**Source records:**
════════

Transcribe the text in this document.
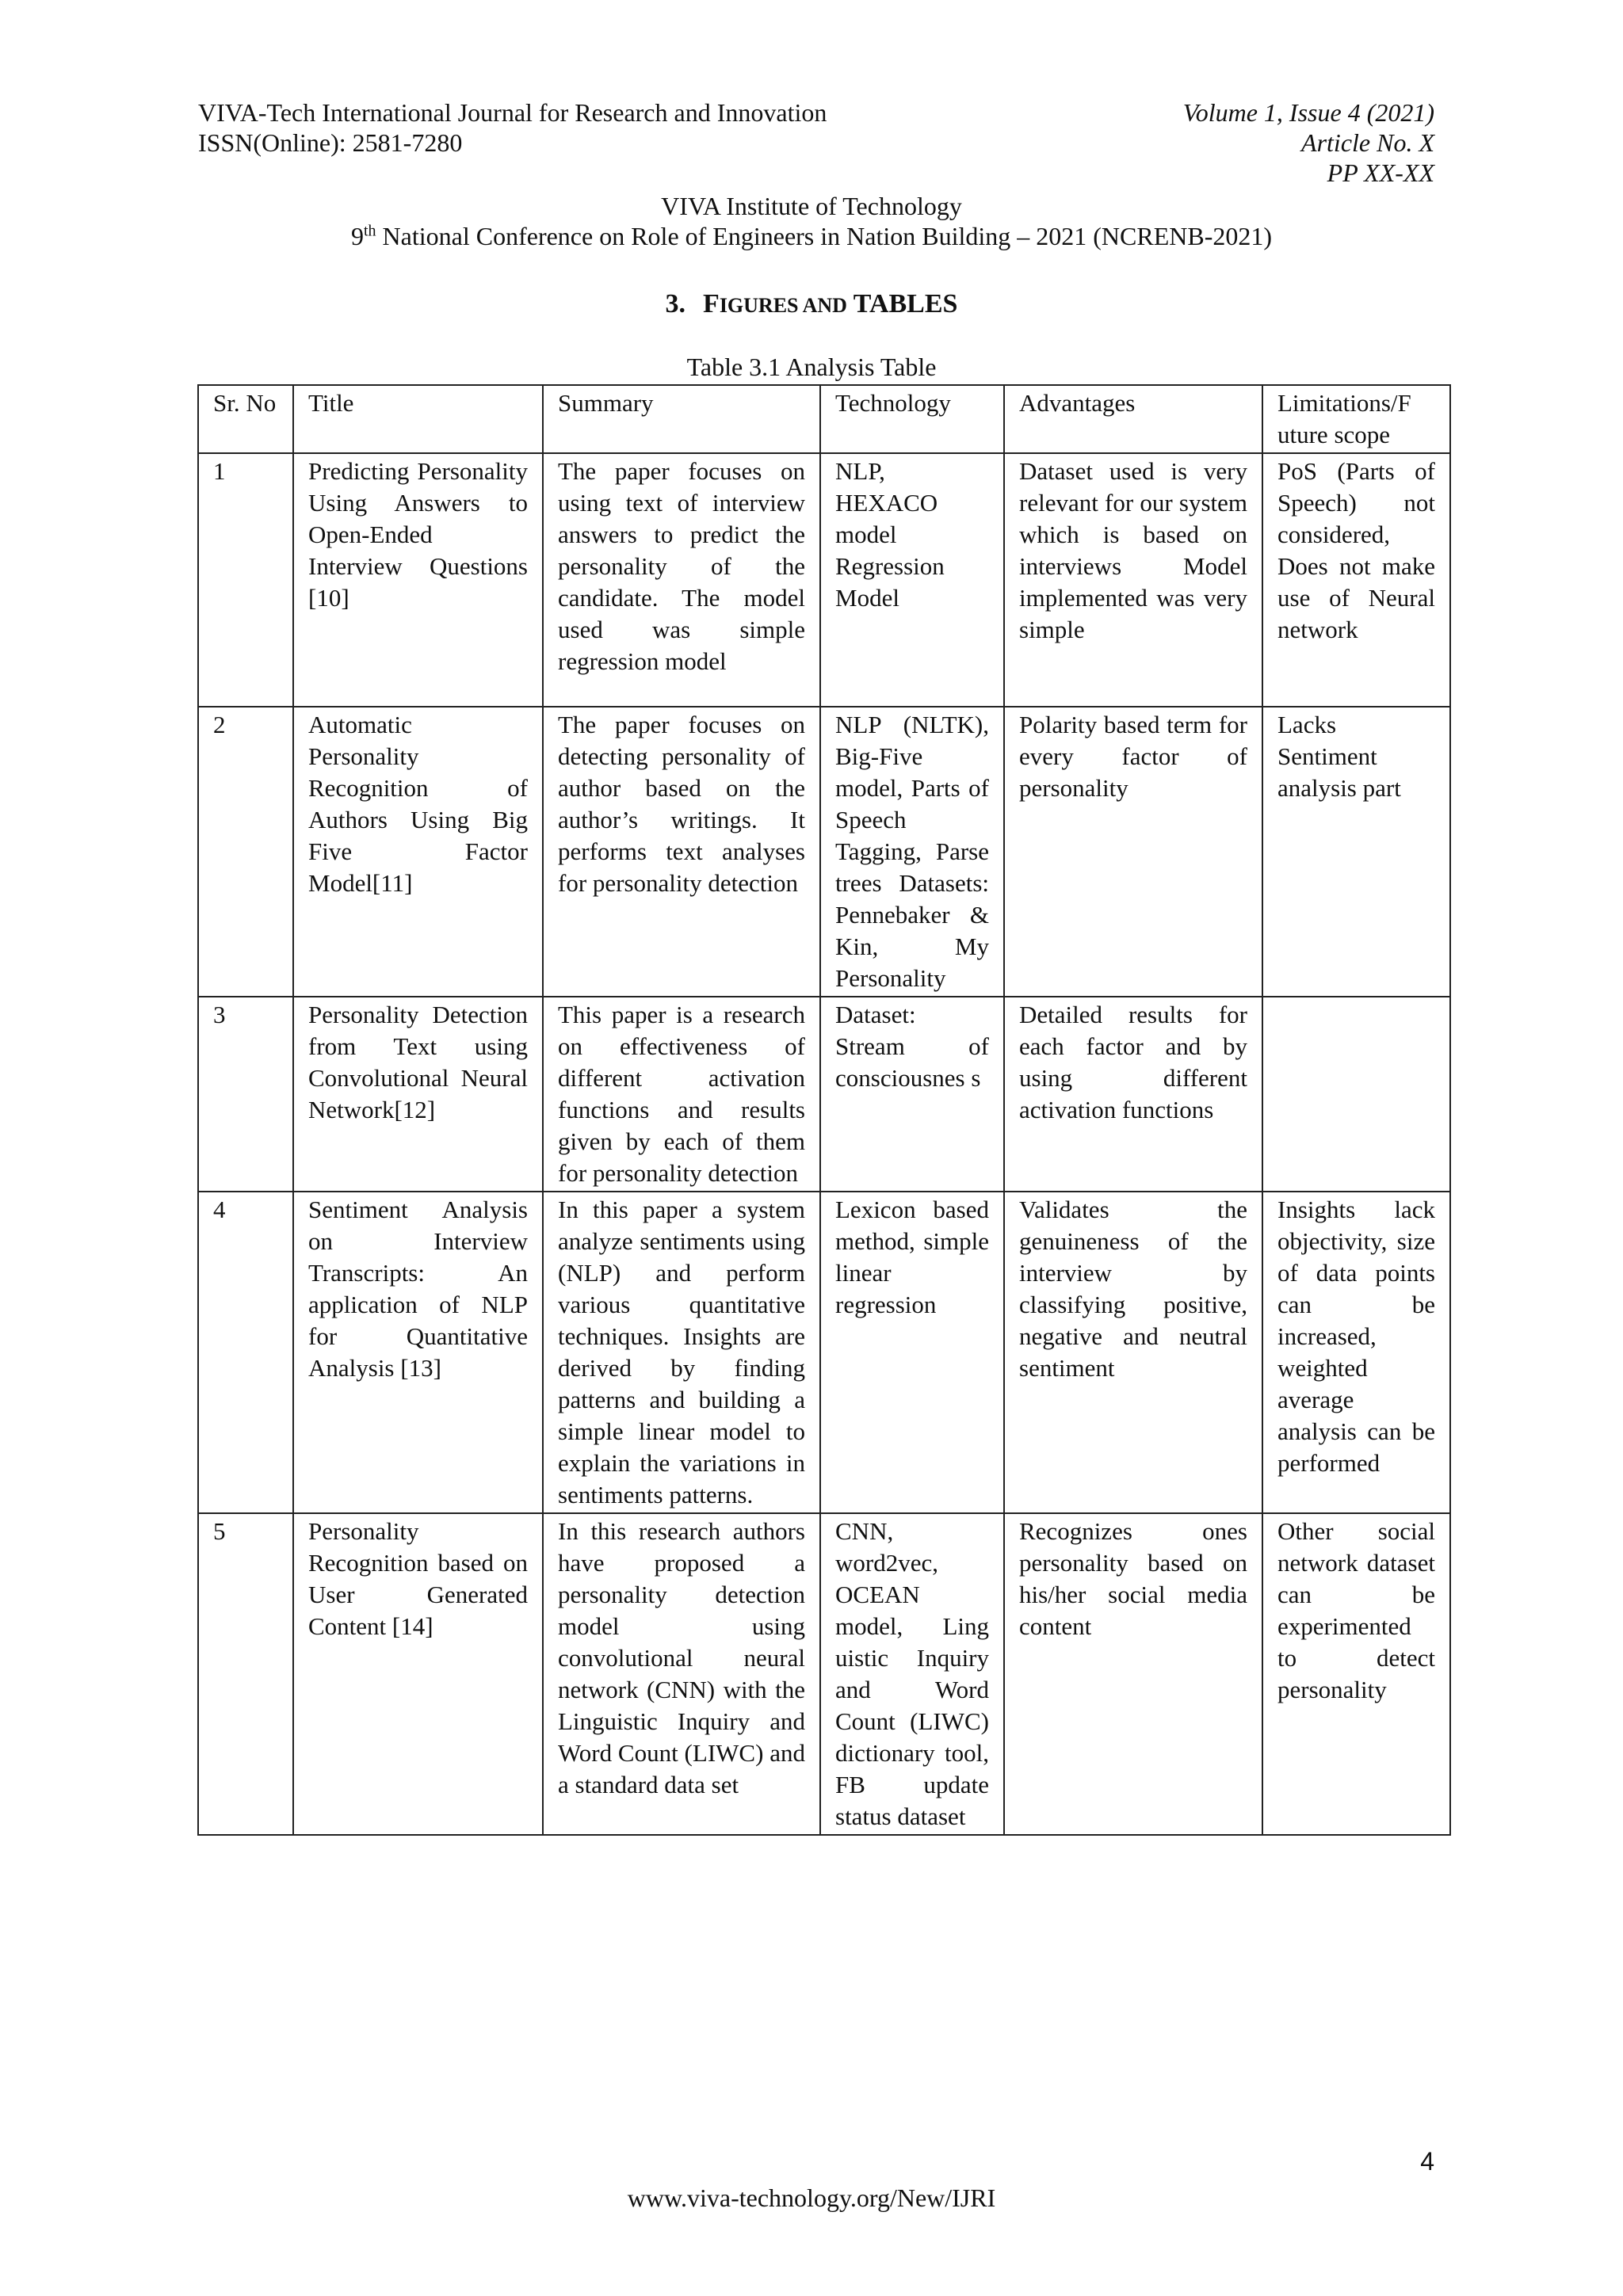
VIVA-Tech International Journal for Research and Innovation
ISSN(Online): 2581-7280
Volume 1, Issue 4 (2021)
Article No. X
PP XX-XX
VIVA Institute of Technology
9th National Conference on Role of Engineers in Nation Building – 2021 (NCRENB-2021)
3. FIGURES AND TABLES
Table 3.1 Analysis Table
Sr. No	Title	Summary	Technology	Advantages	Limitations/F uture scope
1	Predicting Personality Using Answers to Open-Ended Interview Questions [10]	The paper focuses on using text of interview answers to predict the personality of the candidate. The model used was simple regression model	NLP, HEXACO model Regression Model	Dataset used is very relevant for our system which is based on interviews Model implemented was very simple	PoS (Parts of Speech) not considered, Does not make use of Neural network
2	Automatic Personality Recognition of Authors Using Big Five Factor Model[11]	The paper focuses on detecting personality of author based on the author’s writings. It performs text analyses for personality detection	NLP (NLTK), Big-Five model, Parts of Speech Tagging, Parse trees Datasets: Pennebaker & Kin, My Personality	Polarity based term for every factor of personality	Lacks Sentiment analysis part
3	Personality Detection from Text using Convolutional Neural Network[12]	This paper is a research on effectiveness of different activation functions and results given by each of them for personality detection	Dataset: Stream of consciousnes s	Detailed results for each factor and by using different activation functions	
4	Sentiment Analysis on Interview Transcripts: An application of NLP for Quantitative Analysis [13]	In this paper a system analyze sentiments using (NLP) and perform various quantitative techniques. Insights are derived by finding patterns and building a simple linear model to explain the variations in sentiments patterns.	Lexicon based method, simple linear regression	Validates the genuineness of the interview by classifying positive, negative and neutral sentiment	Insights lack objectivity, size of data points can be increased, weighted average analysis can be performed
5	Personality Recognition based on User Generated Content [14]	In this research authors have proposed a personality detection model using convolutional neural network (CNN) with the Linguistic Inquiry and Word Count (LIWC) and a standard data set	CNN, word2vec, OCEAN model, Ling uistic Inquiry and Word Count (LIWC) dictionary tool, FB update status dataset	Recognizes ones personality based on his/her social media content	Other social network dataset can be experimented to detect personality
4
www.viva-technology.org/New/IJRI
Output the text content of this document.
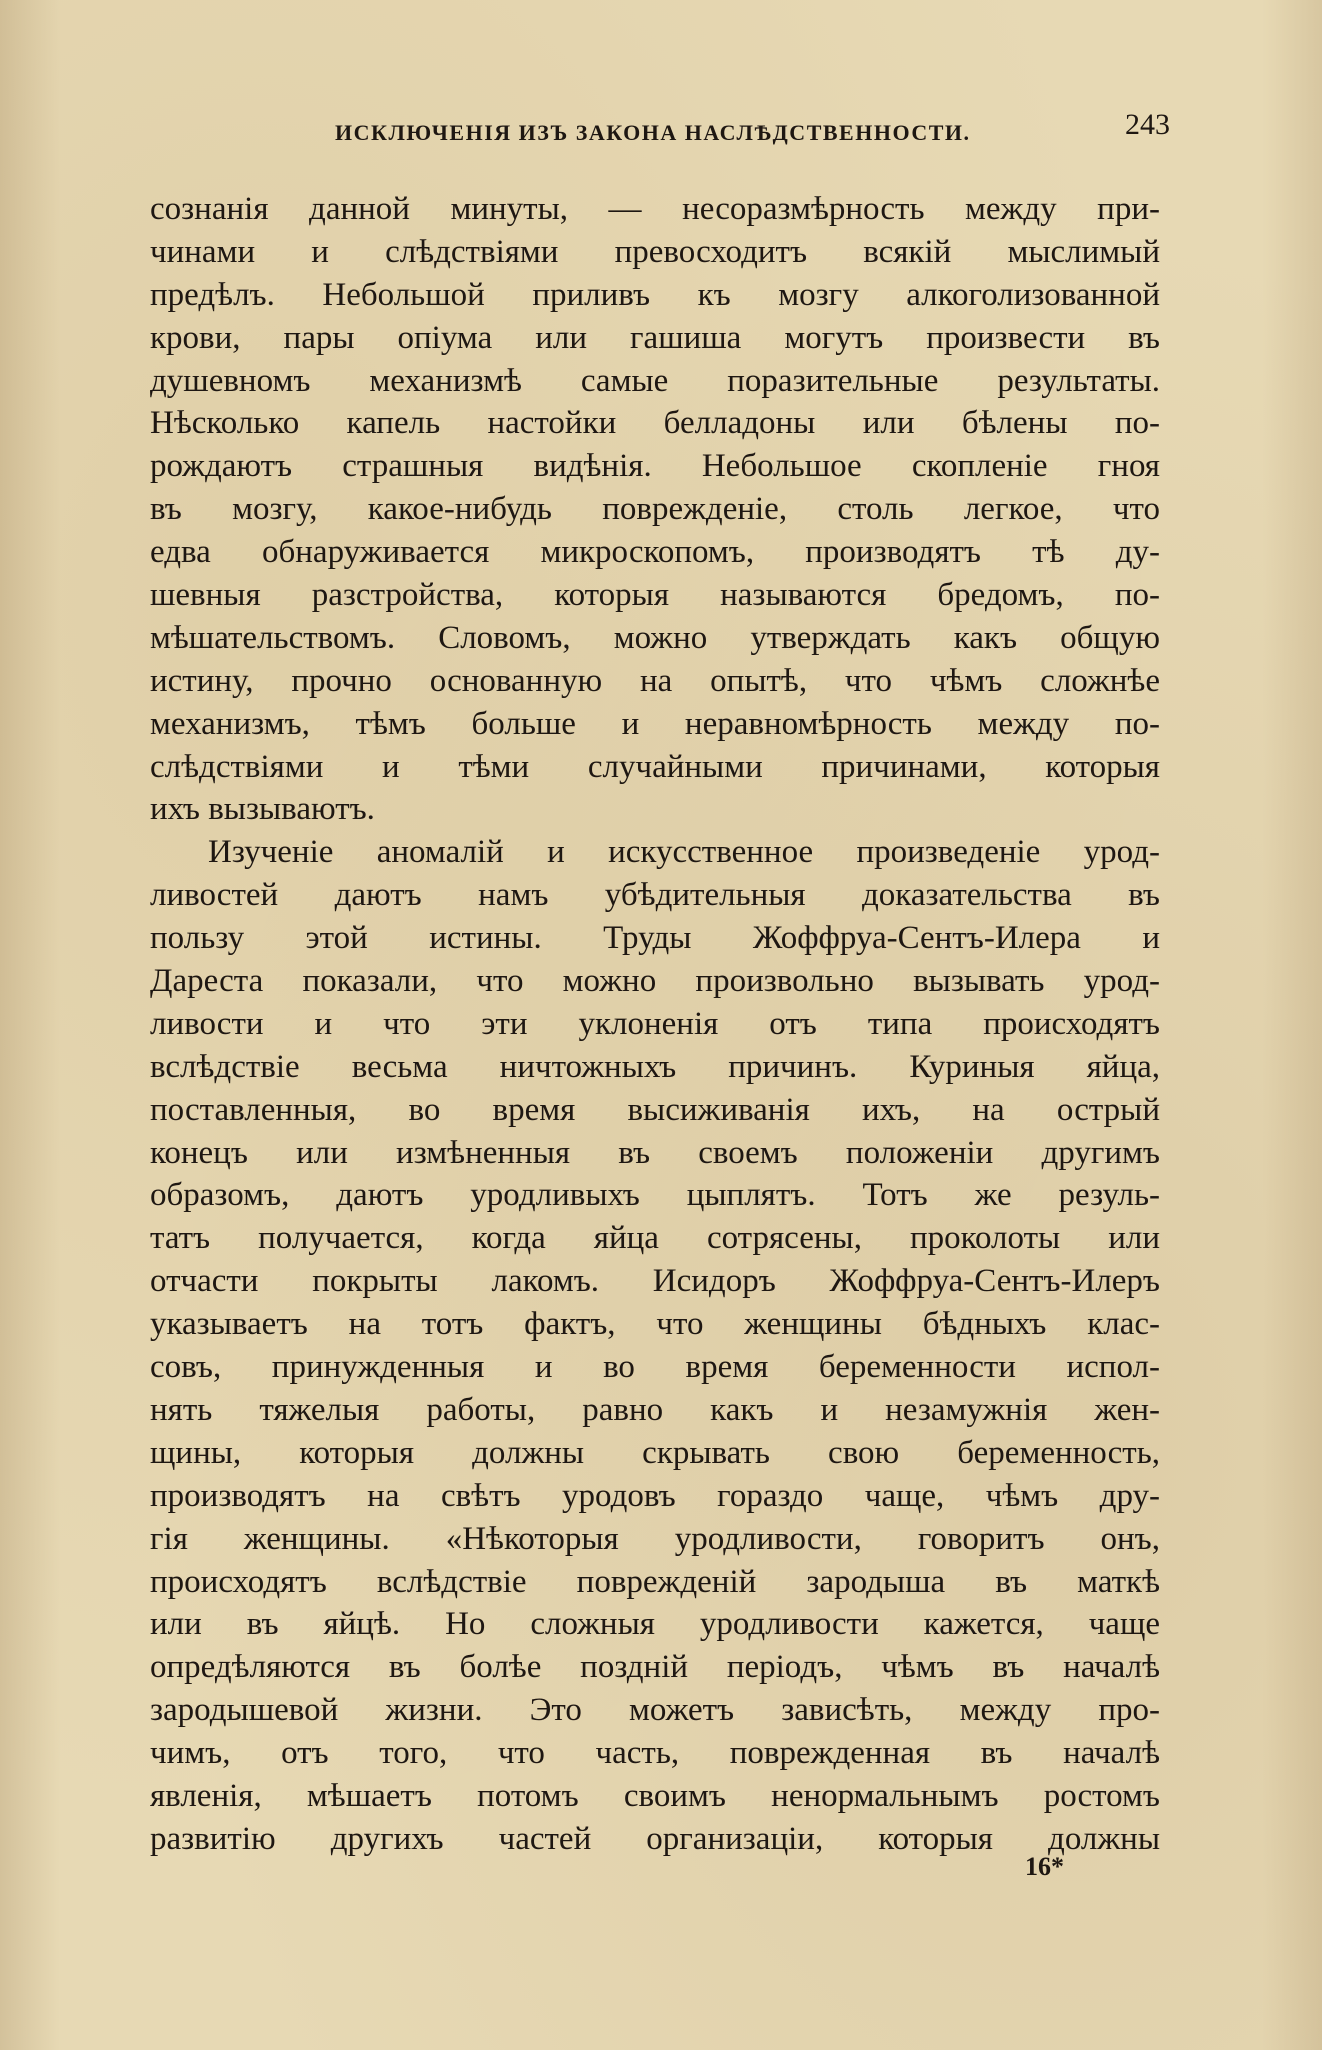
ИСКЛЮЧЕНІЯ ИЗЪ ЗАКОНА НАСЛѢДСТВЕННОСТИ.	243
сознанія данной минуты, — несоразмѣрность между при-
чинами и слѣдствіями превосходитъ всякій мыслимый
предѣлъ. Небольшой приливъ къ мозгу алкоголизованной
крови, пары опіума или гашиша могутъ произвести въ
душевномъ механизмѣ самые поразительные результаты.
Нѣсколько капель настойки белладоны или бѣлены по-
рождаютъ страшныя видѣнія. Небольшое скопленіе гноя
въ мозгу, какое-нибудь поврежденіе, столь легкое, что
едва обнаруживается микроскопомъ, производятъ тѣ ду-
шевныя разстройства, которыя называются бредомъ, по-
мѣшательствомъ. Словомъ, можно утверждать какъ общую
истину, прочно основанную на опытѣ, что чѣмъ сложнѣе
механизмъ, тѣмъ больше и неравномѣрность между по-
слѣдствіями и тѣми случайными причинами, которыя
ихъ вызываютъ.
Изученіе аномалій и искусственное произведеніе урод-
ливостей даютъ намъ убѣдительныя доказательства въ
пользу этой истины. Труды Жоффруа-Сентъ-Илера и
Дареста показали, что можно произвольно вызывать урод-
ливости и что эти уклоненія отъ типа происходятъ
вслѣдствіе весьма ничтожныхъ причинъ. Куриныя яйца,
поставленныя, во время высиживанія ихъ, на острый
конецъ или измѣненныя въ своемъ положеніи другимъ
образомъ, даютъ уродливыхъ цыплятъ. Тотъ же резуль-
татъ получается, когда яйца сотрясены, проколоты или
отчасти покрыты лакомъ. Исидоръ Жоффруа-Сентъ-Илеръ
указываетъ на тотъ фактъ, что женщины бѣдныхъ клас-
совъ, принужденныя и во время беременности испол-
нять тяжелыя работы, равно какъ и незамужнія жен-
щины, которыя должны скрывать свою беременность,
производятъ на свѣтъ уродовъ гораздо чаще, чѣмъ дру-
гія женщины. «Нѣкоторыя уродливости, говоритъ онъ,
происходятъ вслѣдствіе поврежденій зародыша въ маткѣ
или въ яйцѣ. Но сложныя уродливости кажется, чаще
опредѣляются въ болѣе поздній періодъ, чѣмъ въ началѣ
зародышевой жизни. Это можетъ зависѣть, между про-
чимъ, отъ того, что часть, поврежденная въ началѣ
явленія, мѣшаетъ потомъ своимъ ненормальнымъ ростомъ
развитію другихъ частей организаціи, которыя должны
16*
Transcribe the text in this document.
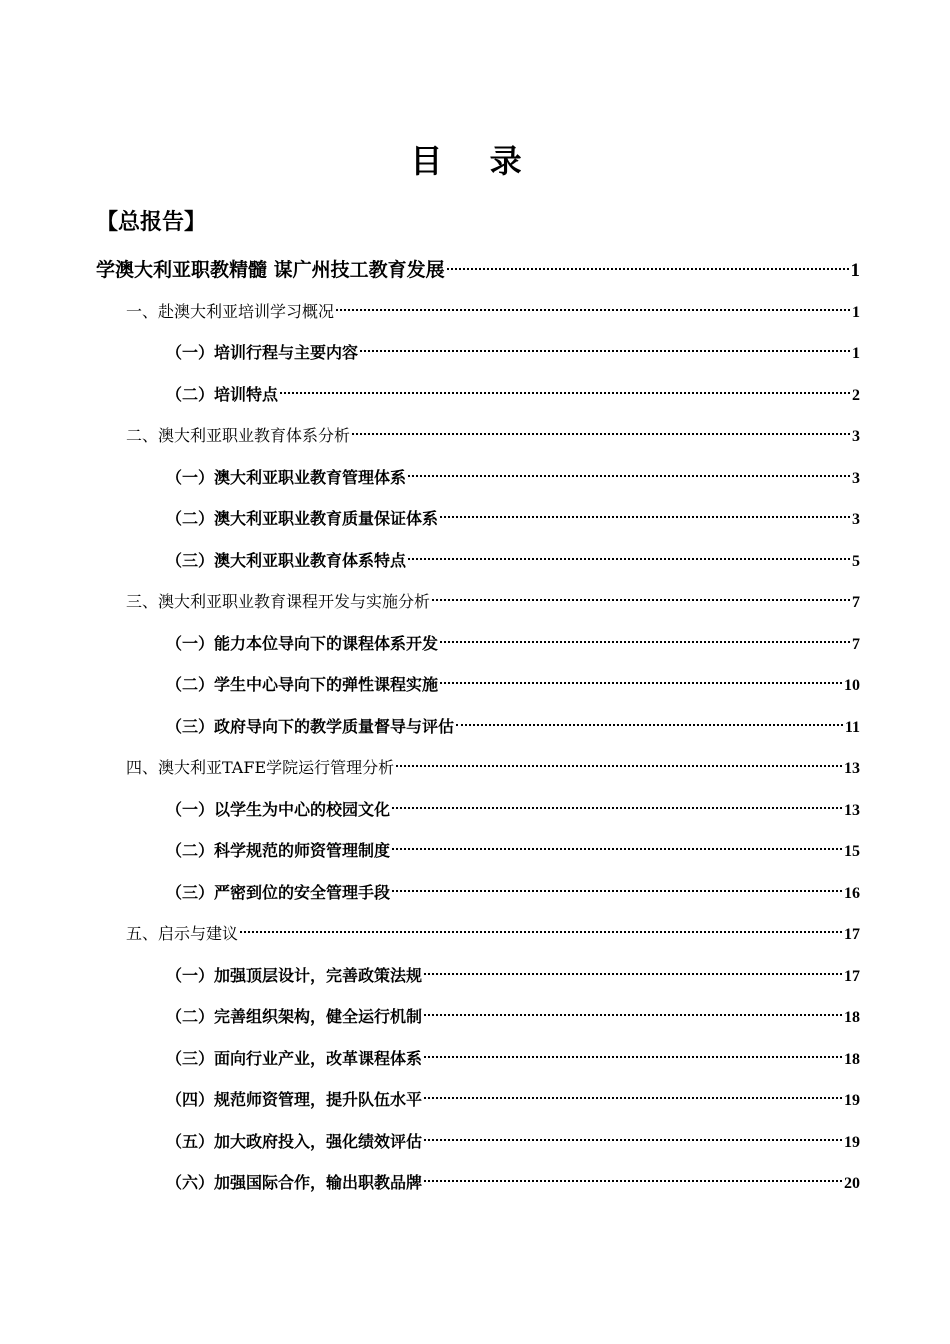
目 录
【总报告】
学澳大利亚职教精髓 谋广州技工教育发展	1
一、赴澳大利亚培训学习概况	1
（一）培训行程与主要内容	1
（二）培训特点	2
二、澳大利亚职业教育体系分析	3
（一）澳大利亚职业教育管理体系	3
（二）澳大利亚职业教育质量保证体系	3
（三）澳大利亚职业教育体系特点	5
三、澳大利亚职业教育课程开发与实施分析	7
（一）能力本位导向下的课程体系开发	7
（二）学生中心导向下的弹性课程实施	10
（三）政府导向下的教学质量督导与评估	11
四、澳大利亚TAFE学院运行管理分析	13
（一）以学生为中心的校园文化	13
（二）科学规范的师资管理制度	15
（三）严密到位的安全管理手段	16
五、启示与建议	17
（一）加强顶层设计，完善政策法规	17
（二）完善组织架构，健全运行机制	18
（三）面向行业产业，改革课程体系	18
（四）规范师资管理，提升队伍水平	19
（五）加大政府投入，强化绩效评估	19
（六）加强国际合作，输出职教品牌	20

════════

**Task description:**
In the records above, how many lines include the string "яйца"? Answer with only the number.

**Problem solution:**
2